====== TASK DATA ======

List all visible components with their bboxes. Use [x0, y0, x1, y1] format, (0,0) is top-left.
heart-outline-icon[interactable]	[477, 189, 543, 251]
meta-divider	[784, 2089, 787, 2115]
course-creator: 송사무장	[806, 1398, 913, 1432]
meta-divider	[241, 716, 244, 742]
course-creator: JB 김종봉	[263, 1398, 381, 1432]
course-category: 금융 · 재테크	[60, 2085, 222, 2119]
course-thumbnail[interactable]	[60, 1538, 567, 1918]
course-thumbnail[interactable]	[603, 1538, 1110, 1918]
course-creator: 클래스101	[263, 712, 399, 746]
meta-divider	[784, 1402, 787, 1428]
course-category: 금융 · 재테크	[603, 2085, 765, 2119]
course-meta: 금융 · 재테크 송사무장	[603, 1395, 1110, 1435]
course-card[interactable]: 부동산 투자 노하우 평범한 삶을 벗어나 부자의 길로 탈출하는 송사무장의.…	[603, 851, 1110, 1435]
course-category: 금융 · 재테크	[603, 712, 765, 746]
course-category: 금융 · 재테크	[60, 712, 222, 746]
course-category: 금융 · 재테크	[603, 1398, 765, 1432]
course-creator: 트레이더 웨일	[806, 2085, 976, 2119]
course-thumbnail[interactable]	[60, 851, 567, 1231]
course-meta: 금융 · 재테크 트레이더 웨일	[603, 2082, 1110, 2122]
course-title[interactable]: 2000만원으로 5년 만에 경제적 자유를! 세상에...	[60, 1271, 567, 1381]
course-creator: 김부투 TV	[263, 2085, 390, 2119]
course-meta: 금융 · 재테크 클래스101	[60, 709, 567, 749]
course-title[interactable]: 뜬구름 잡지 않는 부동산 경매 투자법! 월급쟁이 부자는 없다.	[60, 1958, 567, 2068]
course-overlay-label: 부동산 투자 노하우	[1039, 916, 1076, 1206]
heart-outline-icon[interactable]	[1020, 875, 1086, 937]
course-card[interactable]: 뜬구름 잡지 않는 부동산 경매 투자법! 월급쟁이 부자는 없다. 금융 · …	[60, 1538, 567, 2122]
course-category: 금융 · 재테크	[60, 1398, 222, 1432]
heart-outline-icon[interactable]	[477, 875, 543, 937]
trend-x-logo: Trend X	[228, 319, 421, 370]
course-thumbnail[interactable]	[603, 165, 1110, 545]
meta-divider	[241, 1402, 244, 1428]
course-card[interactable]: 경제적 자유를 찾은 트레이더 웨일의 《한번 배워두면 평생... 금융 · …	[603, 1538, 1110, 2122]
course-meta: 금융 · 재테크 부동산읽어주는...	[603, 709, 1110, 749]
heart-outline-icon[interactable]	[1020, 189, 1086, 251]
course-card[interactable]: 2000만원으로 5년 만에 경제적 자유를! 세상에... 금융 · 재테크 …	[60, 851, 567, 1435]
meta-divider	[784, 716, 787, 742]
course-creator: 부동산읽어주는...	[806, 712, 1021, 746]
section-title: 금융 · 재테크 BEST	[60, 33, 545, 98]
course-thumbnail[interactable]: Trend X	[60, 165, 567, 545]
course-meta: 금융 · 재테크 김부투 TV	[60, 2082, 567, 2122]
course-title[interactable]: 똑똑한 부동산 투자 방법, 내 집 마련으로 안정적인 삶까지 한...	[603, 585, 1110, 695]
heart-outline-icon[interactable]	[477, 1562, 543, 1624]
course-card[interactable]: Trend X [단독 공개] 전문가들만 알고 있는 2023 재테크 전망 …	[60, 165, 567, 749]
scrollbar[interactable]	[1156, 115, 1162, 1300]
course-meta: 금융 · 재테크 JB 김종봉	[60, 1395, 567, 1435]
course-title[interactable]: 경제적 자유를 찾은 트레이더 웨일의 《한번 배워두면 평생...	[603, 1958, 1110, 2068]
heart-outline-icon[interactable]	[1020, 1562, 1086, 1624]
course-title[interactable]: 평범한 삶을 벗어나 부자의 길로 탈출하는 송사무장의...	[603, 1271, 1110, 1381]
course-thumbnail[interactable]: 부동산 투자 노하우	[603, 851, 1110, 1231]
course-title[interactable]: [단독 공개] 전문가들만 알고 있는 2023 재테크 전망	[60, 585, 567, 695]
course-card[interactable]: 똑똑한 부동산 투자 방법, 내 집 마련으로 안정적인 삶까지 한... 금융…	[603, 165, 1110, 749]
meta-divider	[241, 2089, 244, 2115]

======

▶ _INSTRUCTIONS TO FOLLOW_:
Copy the lines of the data block verbatim, starting at its first line and ending at the line that contains "course-card[interactable]: 부동산 투자".

▶ _THE RESULT_:
List all visible components with their bboxes. Use [x0, y0, x1, y1] format, (0,0) is top-left.
heart-outline-icon[interactable]	[477, 189, 543, 251]
meta-divider	[784, 2089, 787, 2115]
course-creator: 송사무장	[806, 1398, 913, 1432]
meta-divider	[241, 716, 244, 742]
course-creator: JB 김종봉	[263, 1398, 381, 1432]
course-category: 금융 · 재테크	[60, 2085, 222, 2119]
course-thumbnail[interactable]	[60, 1538, 567, 1918]
course-thumbnail[interactable]	[603, 1538, 1110, 1918]
course-creator: 클래스101	[263, 712, 399, 746]
meta-divider	[784, 1402, 787, 1428]
course-category: 금융 · 재테크	[603, 2085, 765, 2119]
course-meta: 금융 · 재테크 송사무장	[603, 1395, 1110, 1435]
course-card[interactable]: 부동산 투자 노하우 평범한 삶을 벗어나 부자의 길로 탈출하는 송사무장의.…	[603, 851, 1110, 1435]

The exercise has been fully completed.